Problem statement. Give an exact copy of every line, leaving images out.

Data supplied.
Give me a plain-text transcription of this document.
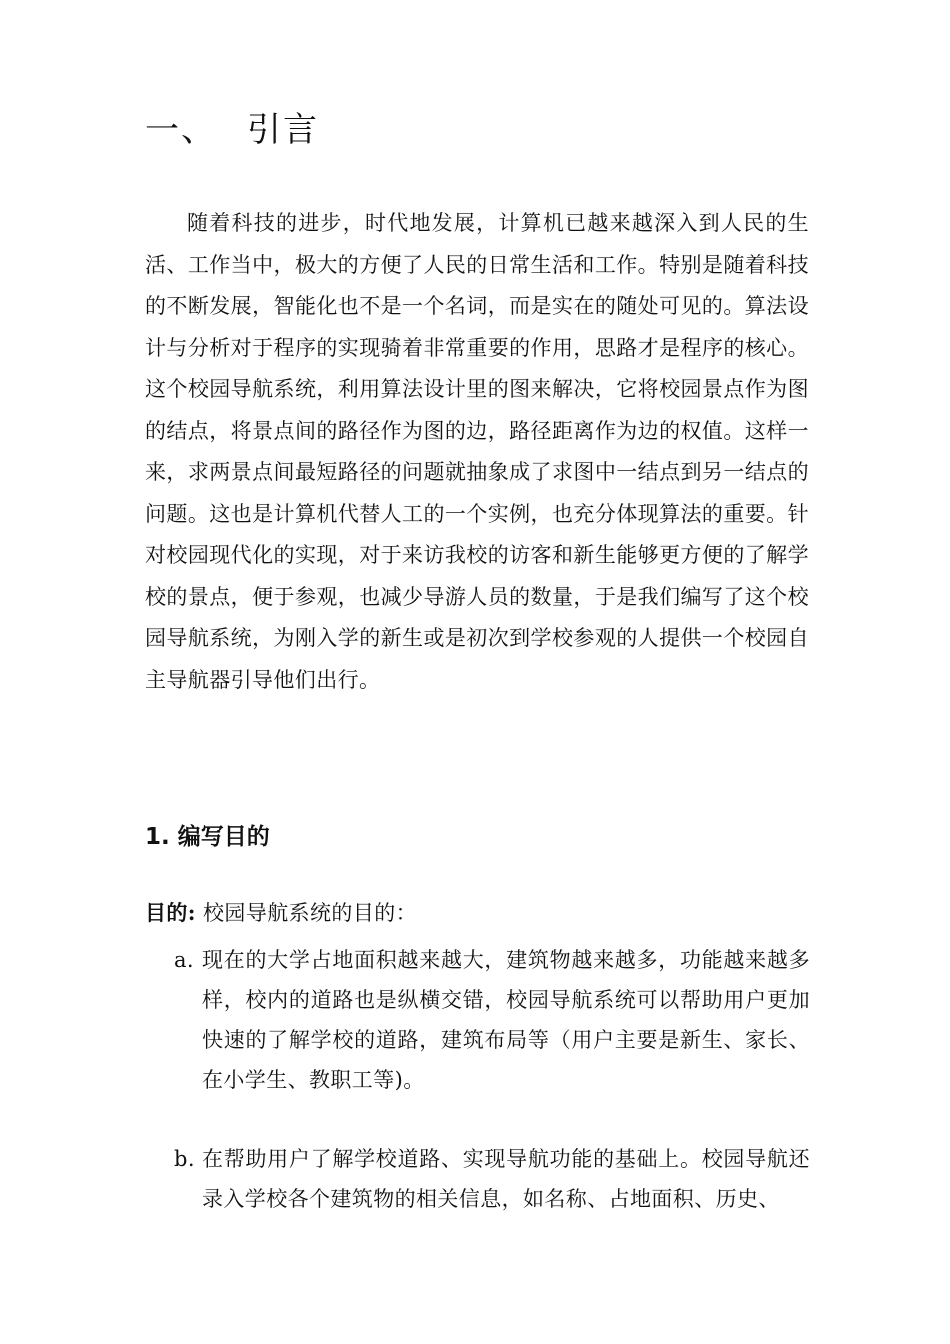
一、 引言

随着科技的进步，时代地发展，计算机已越来越深入到人民的生活、工作当中，极大的方便了人民的日常生活和工作。特别是随着科技的不断发展，智能化也不是一个名词，而是实在的随处可见的。算法设计与分析对于程序的实现骑着非常重要的作用，思路才是程序的核心。这个校园导航系统，利用算法设计里的图来解决，它将校园景点作为图的结点，将景点间的路径作为图的边，路径距离作为边的权值。这样一来，求两景点间最短路径的问题就抽象成了求图中一结点到另一结点的问题。这也是计算机代替人工的一个实例，也充分体现算法的重要。针对校园现代化的实现，对于来访我校的访客和新生能够更方便的了解学校的景点，便于参观，也减少导游人员的数量，于是我们编写了这个校园导航系统，为刚入学的新生或是初次到学校参观的人提供一个校园自主导航器引导他们出行。

1. 编写目的
目的: 校园导航系统的目的：
a. 现在的大学占地面积越来越大，建筑物越来越多，功能越来越多样，校内的道路也是纵横交错，校园导航系统可以帮助用户更加快速的了解学校的道路，建筑布局等（用户主要是新生、家长、在小学生、教职工等)。
b. 在帮助用户了解学校道路、实现导航功能的基础上。校园导航还录入学校各个建筑物的相关信息，如名称、占地面积、历史、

Finished answer.
Give me a plain-text transcription of this document.
一、 引言

随着科技的进步，时代地发展，计算机已越来越深入到人民的生活、工作当中，极大的方便了人民的日常生活和工作。特别是随着科技的不断发展，智能化也不是一个名词，而是实在的随处可见的。算法设计与分析对于程序的实现骑着非常重要的作用，思路才是程序的核心。这个校园导航系统，利用算法设计里的图来解决，它将校园景点作为图的结点，将景点间的路径作为图的边，路径距离作为边的权值。这样一来，求两景点间最短路径的问题就抽象成了求图中一结点到另一结点的问题。这也是计算机代替人工的一个实例，也充分体现算法的重要。针对校园现代化的实现，对于来访我校的访客和新生能够更方便的了解学校的景点，便于参观，也减少导游人员的数量，于是我们编写了这个校园导航系统，为刚入学的新生或是初次到学校参观的人提供一个校园自主导航器引导他们出行。

1. 编写目的
目的: 校园导航系统的目的：
a. 现在的大学占地面积越来越大，建筑物越来越多，功能越来越多样，校内的道路也是纵横交错，校园导航系统可以帮助用户更加快速的了解学校的道路，建筑布局等（用户主要是新生、家长、在小学生、教职工等)。
b. 在帮助用户了解学校道路、实现导航功能的基础上。校园导航还录入学校各个建筑物的相关信息，如名称、占地面积、历史、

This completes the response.